— BRIEF —
Return the records that follow, matching each one exactly.
— START TASK MATERIAL —
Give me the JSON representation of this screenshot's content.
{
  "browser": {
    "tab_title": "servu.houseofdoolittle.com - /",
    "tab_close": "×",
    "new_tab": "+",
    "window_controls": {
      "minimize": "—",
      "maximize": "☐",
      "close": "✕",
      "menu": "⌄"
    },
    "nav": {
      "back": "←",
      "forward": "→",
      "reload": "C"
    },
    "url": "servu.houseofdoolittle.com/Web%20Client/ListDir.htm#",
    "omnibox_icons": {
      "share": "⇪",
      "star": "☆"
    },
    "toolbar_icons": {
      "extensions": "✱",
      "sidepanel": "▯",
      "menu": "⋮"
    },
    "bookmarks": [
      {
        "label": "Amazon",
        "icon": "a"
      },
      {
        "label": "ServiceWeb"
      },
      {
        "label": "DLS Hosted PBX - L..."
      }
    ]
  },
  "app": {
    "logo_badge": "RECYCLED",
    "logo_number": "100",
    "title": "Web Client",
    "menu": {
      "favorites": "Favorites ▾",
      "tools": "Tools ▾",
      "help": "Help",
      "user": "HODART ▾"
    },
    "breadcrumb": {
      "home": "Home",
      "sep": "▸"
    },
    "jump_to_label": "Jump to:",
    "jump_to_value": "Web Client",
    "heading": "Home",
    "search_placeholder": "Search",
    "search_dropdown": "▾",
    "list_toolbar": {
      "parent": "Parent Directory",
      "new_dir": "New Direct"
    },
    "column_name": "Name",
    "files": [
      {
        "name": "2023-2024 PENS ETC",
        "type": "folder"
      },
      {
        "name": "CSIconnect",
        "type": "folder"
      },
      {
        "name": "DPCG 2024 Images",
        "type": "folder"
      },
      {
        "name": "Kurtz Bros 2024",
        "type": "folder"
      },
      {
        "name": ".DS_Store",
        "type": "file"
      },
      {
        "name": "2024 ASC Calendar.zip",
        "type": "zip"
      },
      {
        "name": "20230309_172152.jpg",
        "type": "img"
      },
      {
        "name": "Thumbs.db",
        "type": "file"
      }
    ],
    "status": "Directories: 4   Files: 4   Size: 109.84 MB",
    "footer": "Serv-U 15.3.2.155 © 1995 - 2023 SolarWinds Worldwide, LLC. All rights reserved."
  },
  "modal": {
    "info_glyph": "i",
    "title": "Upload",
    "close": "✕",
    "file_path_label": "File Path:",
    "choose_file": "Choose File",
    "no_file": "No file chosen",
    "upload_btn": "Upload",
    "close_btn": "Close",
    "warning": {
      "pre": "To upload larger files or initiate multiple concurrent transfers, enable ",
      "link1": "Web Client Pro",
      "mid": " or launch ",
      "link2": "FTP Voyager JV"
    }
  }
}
— END TASK MATERIAL —
— THE ANSWER —
Give me the JSON representation of this screenshot's content.
{
  "browser": {
    "tab_title": "servu.houseofdoolittle.com - /",
    "tab_close": "×",
    "new_tab": "+",
    "window_controls": {
      "minimize": "—",
      "maximize": "☐",
      "close": "✕",
      "menu": "⌄"
    },
    "nav": {
      "back": "←",
      "forward": "→",
      "reload": "C"
    },
    "url": "servu.houseofdoolittle.com/Web%20Client/ListDir.htm#",
    "omnibox_icons": {
      "share": "⇪",
      "star": "☆"
    },
    "toolbar_icons": {
      "extensions": "✱",
      "sidepanel": "▯",
      "menu": "⋮"
    },
    "bookmarks": [
      {
        "label": "Amazon",
        "icon": "a"
      },
      {
        "label": "ServiceWeb"
      },
      {
        "label": "DLS Hosted PBX - L..."
      }
    ]
  },
  "app": {
    "logo_badge": "RECYCLED",
    "logo_number": "100",
    "title": "Web Client",
    "menu": {
      "favorites": "Favorites ▾",
      "tools": "Tools ▾",
      "help": "Help",
      "user": "HODART ▾"
    },
    "breadcrumb": {
      "home": "Home",
      "sep": "▸"
    },
    "jump_to_label": "Jump to:",
    "jump_to_value": "Web Client",
    "heading": "Home",
    "search_placeholder": "Search",
    "search_dropdown": "▾",
    "list_toolbar": {
      "parent": "Parent Directory",
      "new_dir": "New Direct"
    },
    "column_name": "Name",
    "files": [
      {
        "name": "2023-2024 PENS ETC",
        "type": "folder"
      },
      {
        "name": "CSIconnect",
        "type": "folder"
      },
      {
        "name": "DPCG 2024 Images",
        "type": "folder"
      },
      {
        "name": "Kurtz Bros 2024",
        "type": "folder"
      },
      {
        "name": ".DS_Store",
        "type": "file"
      },
      {
        "name": "2024 ASC Calendar.zip",
        "type": "zip"
      },
      {
        "name": "20230309_172152.jpg",
        "type": "img"
      },
      {
        "name": "Thumbs.db",
        "type": "file"
      }
    ],
    "status": "Directories: 4   Files: 4   Size: 109.84 MB",
    "footer": "Serv-U 15.3.2.155 © 1995 - 2023 SolarWinds Worldwide, LLC. All rights reserved."
  },
  "modal": {
    "info_glyph": "i",
    "title": "Upload",
    "close": "✕",
    "file_path_label": "File Path:",
    "choose_file": "Choose File",
    "no_file": "No file chosen",
    "upload_btn": "Upload",
    "close_btn": "Close",
    "warning": {
      "pre": "To upload larger files or initiate multiple concurrent transfers, enable ",
      "link1": "Web Client Pro",
      "mid": " or launch ",
      "link2": "FTP Voyager JV"
    }
  }
}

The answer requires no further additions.